--- Listing ---
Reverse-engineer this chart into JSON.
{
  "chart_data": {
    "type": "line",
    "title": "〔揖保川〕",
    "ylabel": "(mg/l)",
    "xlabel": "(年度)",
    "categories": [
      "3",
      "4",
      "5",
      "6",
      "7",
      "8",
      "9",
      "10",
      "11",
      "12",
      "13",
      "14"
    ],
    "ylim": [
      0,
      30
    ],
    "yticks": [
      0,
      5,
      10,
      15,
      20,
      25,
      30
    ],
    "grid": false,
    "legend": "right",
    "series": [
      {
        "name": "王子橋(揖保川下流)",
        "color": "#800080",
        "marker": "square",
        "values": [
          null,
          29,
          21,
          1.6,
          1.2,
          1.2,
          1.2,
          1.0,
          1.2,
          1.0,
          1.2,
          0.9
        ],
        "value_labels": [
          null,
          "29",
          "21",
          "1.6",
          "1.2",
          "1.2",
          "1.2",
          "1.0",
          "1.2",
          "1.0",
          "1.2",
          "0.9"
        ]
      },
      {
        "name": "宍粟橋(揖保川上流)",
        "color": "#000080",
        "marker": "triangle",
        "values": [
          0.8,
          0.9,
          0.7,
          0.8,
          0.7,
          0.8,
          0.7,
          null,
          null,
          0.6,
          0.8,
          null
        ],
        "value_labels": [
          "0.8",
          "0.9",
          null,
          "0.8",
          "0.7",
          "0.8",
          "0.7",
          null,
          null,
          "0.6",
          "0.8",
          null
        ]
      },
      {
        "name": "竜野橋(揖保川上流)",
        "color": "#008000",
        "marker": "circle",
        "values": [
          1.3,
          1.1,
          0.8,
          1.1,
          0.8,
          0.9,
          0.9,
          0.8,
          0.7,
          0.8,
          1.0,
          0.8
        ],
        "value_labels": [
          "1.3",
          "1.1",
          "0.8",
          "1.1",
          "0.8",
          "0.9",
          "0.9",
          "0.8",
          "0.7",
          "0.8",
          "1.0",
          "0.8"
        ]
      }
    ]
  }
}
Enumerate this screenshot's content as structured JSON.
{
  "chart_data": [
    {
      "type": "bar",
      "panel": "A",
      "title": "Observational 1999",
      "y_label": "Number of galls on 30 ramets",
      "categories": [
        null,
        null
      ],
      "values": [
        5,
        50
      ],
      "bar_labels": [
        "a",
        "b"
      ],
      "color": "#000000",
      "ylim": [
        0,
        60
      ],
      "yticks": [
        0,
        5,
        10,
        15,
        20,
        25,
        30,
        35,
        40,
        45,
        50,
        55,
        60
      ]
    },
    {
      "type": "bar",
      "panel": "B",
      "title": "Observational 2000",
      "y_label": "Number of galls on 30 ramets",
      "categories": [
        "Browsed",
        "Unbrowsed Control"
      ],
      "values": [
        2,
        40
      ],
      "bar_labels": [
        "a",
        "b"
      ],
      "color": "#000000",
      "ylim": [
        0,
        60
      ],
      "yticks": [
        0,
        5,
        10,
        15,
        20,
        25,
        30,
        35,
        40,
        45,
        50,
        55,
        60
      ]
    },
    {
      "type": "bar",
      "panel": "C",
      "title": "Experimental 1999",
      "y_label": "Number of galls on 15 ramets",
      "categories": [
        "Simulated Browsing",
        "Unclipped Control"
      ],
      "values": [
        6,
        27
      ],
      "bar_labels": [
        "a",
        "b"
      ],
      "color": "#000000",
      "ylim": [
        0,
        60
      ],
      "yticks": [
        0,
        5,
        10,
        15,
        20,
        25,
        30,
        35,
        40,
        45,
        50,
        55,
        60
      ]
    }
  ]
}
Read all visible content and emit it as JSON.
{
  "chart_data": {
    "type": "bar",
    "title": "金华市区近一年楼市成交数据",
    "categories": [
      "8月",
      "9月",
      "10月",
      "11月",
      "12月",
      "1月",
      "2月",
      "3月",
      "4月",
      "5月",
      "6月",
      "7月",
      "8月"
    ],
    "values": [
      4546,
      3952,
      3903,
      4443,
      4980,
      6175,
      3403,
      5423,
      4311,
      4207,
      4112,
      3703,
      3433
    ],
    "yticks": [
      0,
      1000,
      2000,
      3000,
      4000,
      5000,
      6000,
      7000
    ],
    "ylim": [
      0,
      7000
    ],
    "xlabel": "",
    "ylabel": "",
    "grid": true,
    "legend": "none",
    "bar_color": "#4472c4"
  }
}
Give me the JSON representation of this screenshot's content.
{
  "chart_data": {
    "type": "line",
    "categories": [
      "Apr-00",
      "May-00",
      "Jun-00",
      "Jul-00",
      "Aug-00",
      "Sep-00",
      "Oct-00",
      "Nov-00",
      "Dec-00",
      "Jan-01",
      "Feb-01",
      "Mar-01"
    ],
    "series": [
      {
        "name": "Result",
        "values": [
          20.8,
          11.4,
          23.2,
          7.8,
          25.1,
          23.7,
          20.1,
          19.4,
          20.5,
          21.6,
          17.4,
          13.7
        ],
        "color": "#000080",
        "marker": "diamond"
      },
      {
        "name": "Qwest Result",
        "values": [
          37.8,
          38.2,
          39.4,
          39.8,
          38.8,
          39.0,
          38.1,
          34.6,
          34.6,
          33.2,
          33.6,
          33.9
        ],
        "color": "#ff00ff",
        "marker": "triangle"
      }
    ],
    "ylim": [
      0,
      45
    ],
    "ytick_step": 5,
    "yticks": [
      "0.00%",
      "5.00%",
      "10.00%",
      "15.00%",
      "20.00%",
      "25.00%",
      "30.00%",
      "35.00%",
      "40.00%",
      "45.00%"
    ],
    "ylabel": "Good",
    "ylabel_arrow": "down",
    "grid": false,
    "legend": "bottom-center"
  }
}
---
**Goal of the exercise:** In the material above, find each line that contains the word "Control", and select it.

**Expected answer:**
        "Unbrowsed Control"
        "Unclipped Control"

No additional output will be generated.